**The request**
Leave out the pictures and repeat the data exactly.

**Exercise materials**
• • • • •
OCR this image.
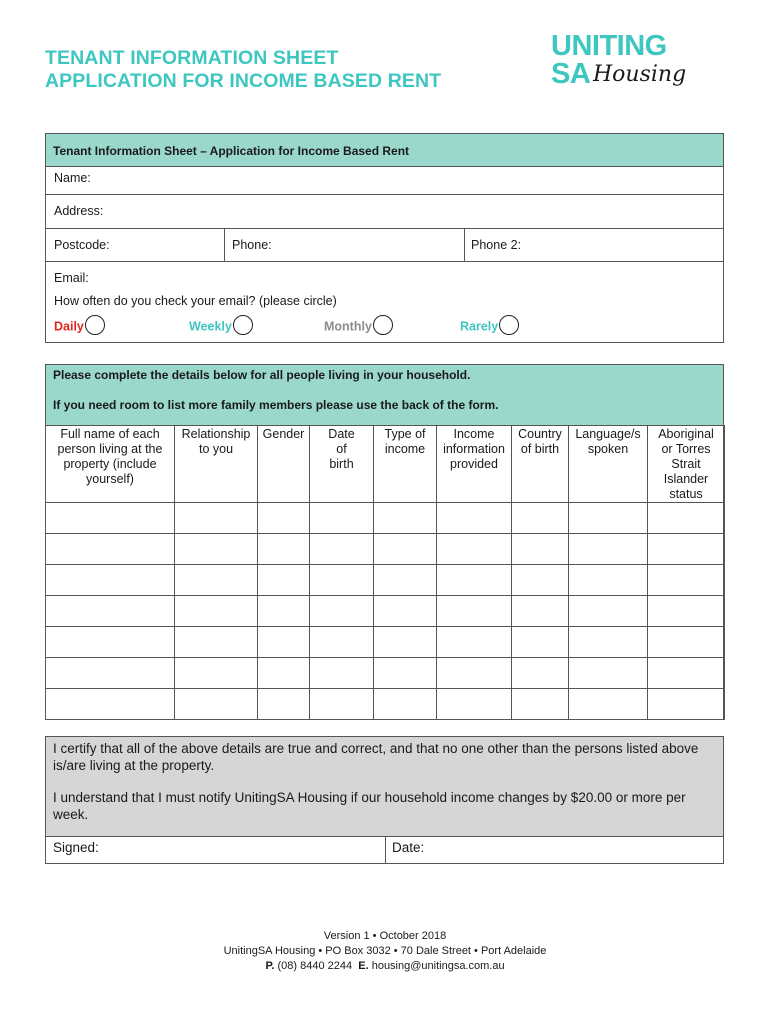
TENANT INFORMATION SHEET
APPLICATION FOR INCOME BASED RENT
UNITING
SA Housing
Tenant Information Sheet – Application for Income Based Rent
Name:
Address:
Postcode:	Phone:	Phone 2:
Email:
How often do you check your email? (please circle)
Daily	Weekly	Monthly	Rarely
Please complete the details below for all people living in your household.
If you need room to list more family members please use the back of the form.
Full name of each person living at the property (include yourself)	Relationship to you	Gender	Date of birth	Type of income	Income information provided	Country of birth	Language/s spoken	Aboriginal or Torres Strait Islander status

I certify that all of the above details are true and correct, and that no one other than the persons listed above is/are living at the property.

I understand that I must notify UnitingSA Housing if our household income changes by $20.00 or more per week.

Signed:	Date:
Version 1 • October 2018
UnitingSA Housing • PO Box 3032 • 70 Dale Street • Port Adelaide
P. (08) 8440 2244 E. housing@unitingsa.com.au
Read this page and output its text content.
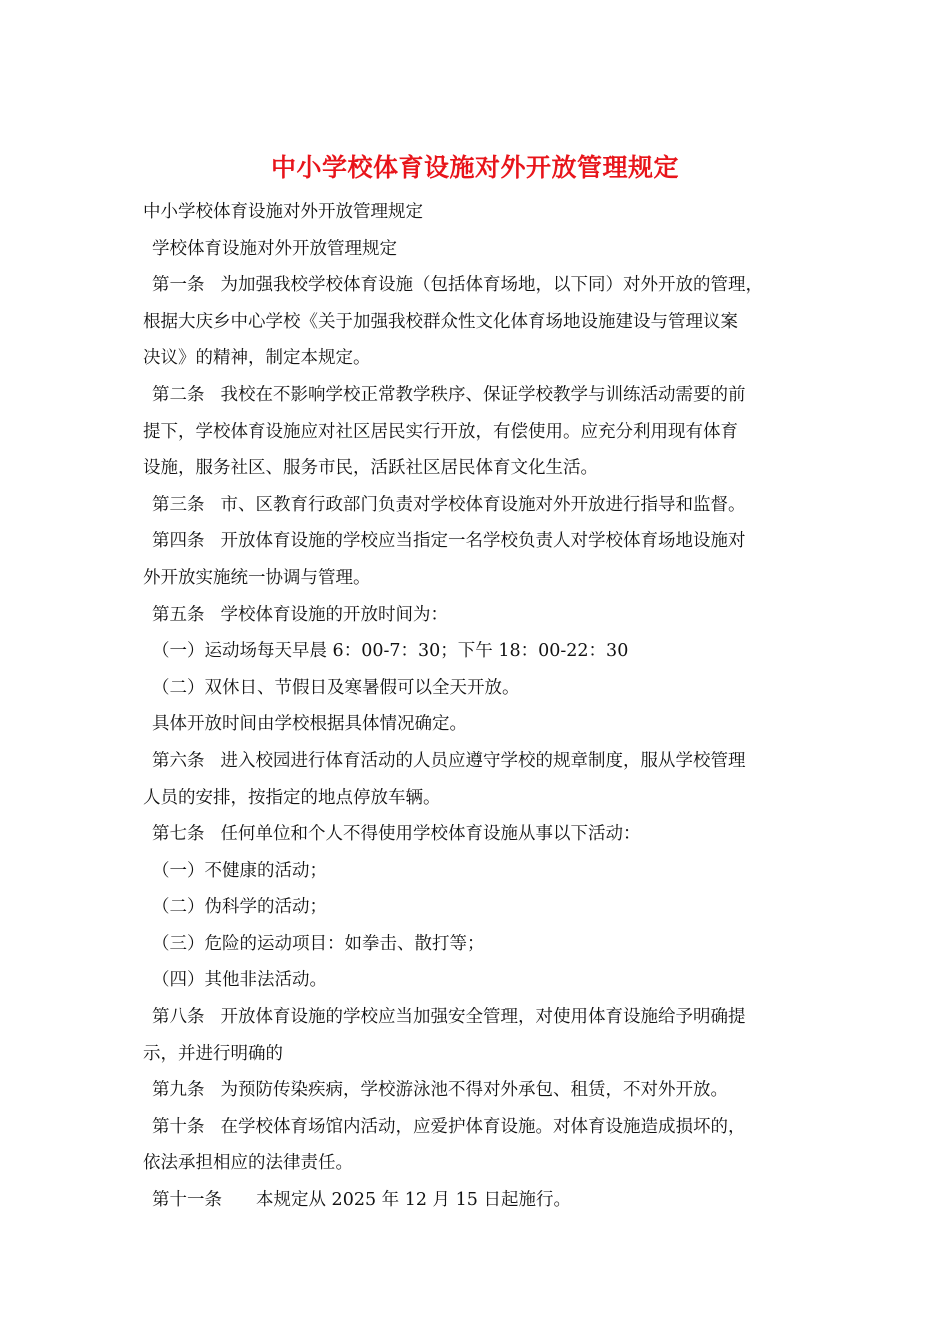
中小学校体育设施对外开放管理规定
中小学校体育设施对外开放管理规定
学校体育设施对外开放管理规定
第一条 为加强我校学校体育设施（包括体育场地，以下同）对外开放的管理，
根据大庆乡中心学校《关于加强我校群众性文化体育场地设施建设与管理议案
决议》的精神，制定本规定。
第二条 我校在不影响学校正常教学秩序、保证学校教学与训练活动需要的前
提下，学校体育设施应对社区居民实行开放，有偿使用。应充分利用现有体育
设施，服务社区、服务市民，活跃社区居民体育文化生活。
第三条 市、区教育行政部门负责对学校体育设施对外开放进行指导和监督。
第四条 开放体育设施的学校应当指定一名学校负责人对学校体育场地设施对
外开放实施统一协调与管理。
第五条 学校体育设施的开放时间为：
（一）运动场每天早晨 6：00-7：30；下午 18：00-22：30
（二）双休日、节假日及寒暑假可以全天开放。
具体开放时间由学校根据具体情况确定。
第六条 进入校园进行体育活动的人员应遵守学校的规章制度，服从学校管理
人员的安排，按指定的地点停放车辆。
第七条 任何单位和个人不得使用学校体育设施从事以下活动：
（一）不健康的活动；
（二）伪科学的活动；
（三）危险的运动项目：如拳击、散打等；
（四）其他非法活动。
第八条 开放体育设施的学校应当加强安全管理，对使用体育设施给予明确提
示，并进行明确的
第九条 为预防传染疾病，学校游泳池不得对外承包、租赁，不对外开放。
第十条 在学校体育场馆内活动，应爱护体育设施。对体育设施造成损坏的，
依法承担相应的法律责任。
第十一条 本规定从 2025 年 12 月 15 日起施行。
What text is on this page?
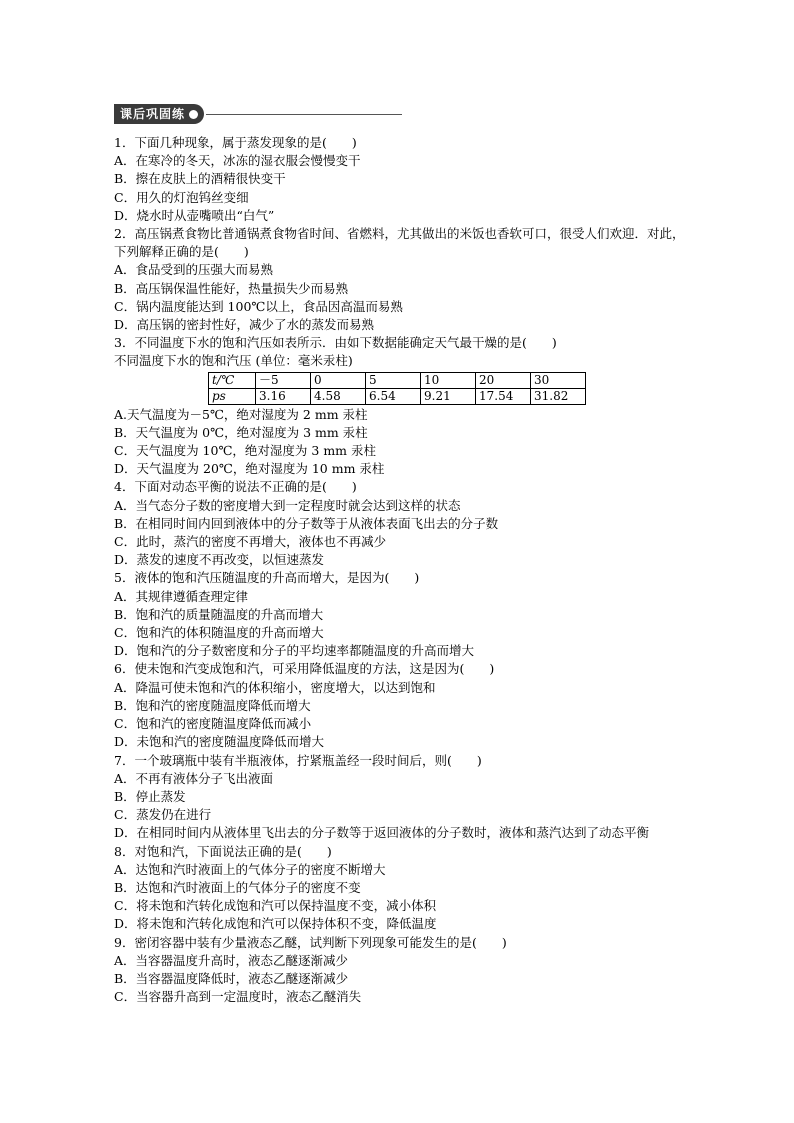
课后巩固练
1．下面几种现象，属于蒸发现象的是(　　)
A．在寒冷的冬天，冰冻的湿衣服会慢慢变干
B．擦在皮肤上的酒精很快变干
C．用久的灯泡钨丝变细
D．烧水时从壶嘴喷出“白气”
2．高压锅煮食物比普通锅煮食物省时间、省燃料，尤其做出的米饭也香软可口，很受人们欢迎．对此，下列解释正确的是(　　)
A．食品受到的压强大而易熟
B．高压锅保温性能好，热量损失少而易熟
C．锅内温度能达到 100℃以上，食品因高温而易熟
D．高压锅的密封性好，减少了水的蒸发而易熟
3．不同温度下水的饱和汽压如表所示．由如下数据能确定天气最干燥的是(　　)
不同温度下水的饱和汽压 (单位：毫米汞柱)
t/℃	－5	0	5	10	20	30
ps	3.16	4.58	6.54	9.21	17.54	31.82
A.天气温度为－5℃，绝对湿度为 2 mm 汞柱
B．天气温度为 0℃，绝对湿度为 3 mm 汞柱
C．天气温度为 10℃，绝对湿度为 3 mm 汞柱
D．天气温度为 20℃，绝对湿度为 10 mm 汞柱
4．下面对动态平衡的说法不正确的是(　　)
A．当气态分子数的密度增大到一定程度时就会达到这样的状态
B．在相同时间内回到液体中的分子数等于从液体表面飞出去的分子数
C．此时，蒸汽的密度不再增大，液体也不再减少
D．蒸发的速度不再改变，以恒速蒸发
5．液体的饱和汽压随温度的升高而增大，是因为(　　)
A．其规律遵循查理定律
B．饱和汽的质量随温度的升高而增大
C．饱和汽的体积随温度的升高而增大
D．饱和汽的分子数密度和分子的平均速率都随温度的升高而增大
6．使未饱和汽变成饱和汽，可采用降低温度的方法，这是因为(　　)
A．降温可使未饱和汽的体积缩小，密度增大，以达到饱和
B．饱和汽的密度随温度降低而增大
C．饱和汽的密度随温度降低而减小
D．未饱和汽的密度随温度降低而增大
7．一个玻璃瓶中装有半瓶液体，拧紧瓶盖经一段时间后，则(　　)
A．不再有液体分子飞出液面
B．停止蒸发
C．蒸发仍在进行
D．在相同时间内从液体里飞出去的分子数等于返回液体的分子数时，液体和蒸汽达到了动态平衡
8．对饱和汽，下面说法正确的是(　　)
A．达饱和汽时液面上的气体分子的密度不断增大
B．达饱和汽时液面上的气体分子的密度不变
C．将未饱和汽转化成饱和汽可以保持温度不变，减小体积
D．将未饱和汽转化成饱和汽可以保持体积不变，降低温度
9．密闭容器中装有少量液态乙醚，试判断下列现象可能发生的是(　　)
A．当容器温度升高时，液态乙醚逐渐减少
B．当容器温度降低时，液态乙醚逐渐减少
C．当容器升高到一定温度时，液态乙醚消失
• • • • •
**Result for this exercise**
OCR this image.
TENANT INFORMATION SHEET
APPLICATION FOR INCOME BASED RENT
UNITING
SA Housing
Tenant Information Sheet – Application for Income Based Rent
Name:
Address:
Postcode:	Phone:	Phone 2:
Email:
How often do you check your email? (please circle)
Daily	Weekly	Monthly	Rarely
Please complete the details below for all people living in your household.
If you need room to list more family members please use the back of the form.
Full name of each person living at the property (include yourself)	Relationship to you	Gender	Date of birth	Type of income	Income information provided	Country of birth	Language/s spoken	Aboriginal or Torres Strait Islander status

I certify that all of the above details are true and correct, and that no one other than the persons listed above is/are living at the property.

I understand that I must notify UnitingSA Housing if our household income changes by $20.00 or more per week.

Signed:	Date:
Version 1 • October 2018
UnitingSA Housing • PO Box 3032 • 70 Dale Street • Port Adelaide
P. (08) 8440 2244 E. housing@unitingsa.com.au
Read this page and output its text content.
中小学校体育设施对外开放管理规定
中小学校体育设施对外开放管理规定
学校体育设施对外开放管理规定
第一条 为加强我校学校体育设施（包括体育场地，以下同）对外开放的管理，
根据大庆乡中心学校《关于加强我校群众性文化体育场地设施建设与管理议案
决议》的精神，制定本规定。
第二条 我校在不影响学校正常教学秩序、保证学校教学与训练活动需要的前
提下，学校体育设施应对社区居民实行开放，有偿使用。应充分利用现有体育
设施，服务社区、服务市民，活跃社区居民体育文化生活。
第三条 市、区教育行政部门负责对学校体育设施对外开放进行指导和监督。
第四条 开放体育设施的学校应当指定一名学校负责人对学校体育场地设施对
外开放实施统一协调与管理。
第五条 学校体育设施的开放时间为：
（一）运动场每天早晨 6：00-7：30；下午 18：00-22：30
（二）双休日、节假日及寒暑假可以全天开放。
具体开放时间由学校根据具体情况确定。
第六条 进入校园进行体育活动的人员应遵守学校的规章制度，服从学校管理
人员的安排，按指定的地点停放车辆。
第七条 任何单位和个人不得使用学校体育设施从事以下活动：
（一）不健康的活动；
（二）伪科学的活动；
（三）危险的运动项目：如拳击、散打等；
（四）其他非法活动。
第八条 开放体育设施的学校应当加强安全管理，对使用体育设施给予明确提
示，并进行明确的
第九条 为预防传染疾病，学校游泳池不得对外承包、租赁，不对外开放。
第十条 在学校体育场馆内活动，应爱护体育设施。对体育设施造成损坏的，
依法承担相应的法律责任。
第十一条 本规定从 2025 年 12 月 15 日起施行。
What text is on this page?
课后巩固练
1．下面几种现象，属于蒸发现象的是(　　)
A．在寒冷的冬天，冰冻的湿衣服会慢慢变干
B．擦在皮肤上的酒精很快变干
C．用久的灯泡钨丝变细
D．烧水时从壶嘴喷出“白气”
2．高压锅煮食物比普通锅煮食物省时间、省燃料，尤其做出的米饭也香软可口，很受人们欢迎．对此，下列解释正确的是(　　)
A．食品受到的压强大而易熟
B．高压锅保温性能好，热量损失少而易熟
C．锅内温度能达到 100℃以上，食品因高温而易熟
D．高压锅的密封性好，减少了水的蒸发而易熟
3．不同温度下水的饱和汽压如表所示．由如下数据能确定天气最干燥的是(　　)
不同温度下水的饱和汽压 (单位：毫米汞柱)
t/℃	－5	0	5	10	20	30
ps	3.16	4.58	6.54	9.21	17.54	31.82
A.天气温度为－5℃，绝对湿度为 2 mm 汞柱
B．天气温度为 0℃，绝对湿度为 3 mm 汞柱
C．天气温度为 10℃，绝对湿度为 3 mm 汞柱
D．天气温度为 20℃，绝对湿度为 10 mm 汞柱
4．下面对动态平衡的说法不正确的是(　　)
A．当气态分子数的密度增大到一定程度时就会达到这样的状态
B．在相同时间内回到液体中的分子数等于从液体表面飞出去的分子数
C．此时，蒸汽的密度不再增大，液体也不再减少
D．蒸发的速度不再改变，以恒速蒸发
5．液体的饱和汽压随温度的升高而增大，是因为(　　)
A．其规律遵循查理定律
B．饱和汽的质量随温度的升高而增大
C．饱和汽的体积随温度的升高而增大
D．饱和汽的分子数密度和分子的平均速率都随温度的升高而增大
6．使未饱和汽变成饱和汽，可采用降低温度的方法，这是因为(　　)
A．降温可使未饱和汽的体积缩小，密度增大，以达到饱和
B．饱和汽的密度随温度降低而增大
C．饱和汽的密度随温度降低而减小
D．未饱和汽的密度随温度降低而增大
7．一个玻璃瓶中装有半瓶液体，拧紧瓶盖经一段时间后，则(　　)
A．不再有液体分子飞出液面
B．停止蒸发
C．蒸发仍在进行
D．在相同时间内从液体里飞出去的分子数等于返回液体的分子数时，液体和蒸汽达到了动态平衡
8．对饱和汽，下面说法正确的是(　　)
A．达饱和汽时液面上的气体分子的密度不断增大
B．达饱和汽时液面上的气体分子的密度不变
C．将未饱和汽转化成饱和汽可以保持温度不变，减小体积
D．将未饱和汽转化成饱和汽可以保持体积不变，降低温度
9．密闭容器中装有少量液态乙醚，试判断下列现象可能发生的是(　　)
A．当容器温度升高时，液态乙醚逐渐减少
B．当容器温度降低时，液态乙醚逐渐减少
C．当容器升高到一定温度时，液态乙醚消失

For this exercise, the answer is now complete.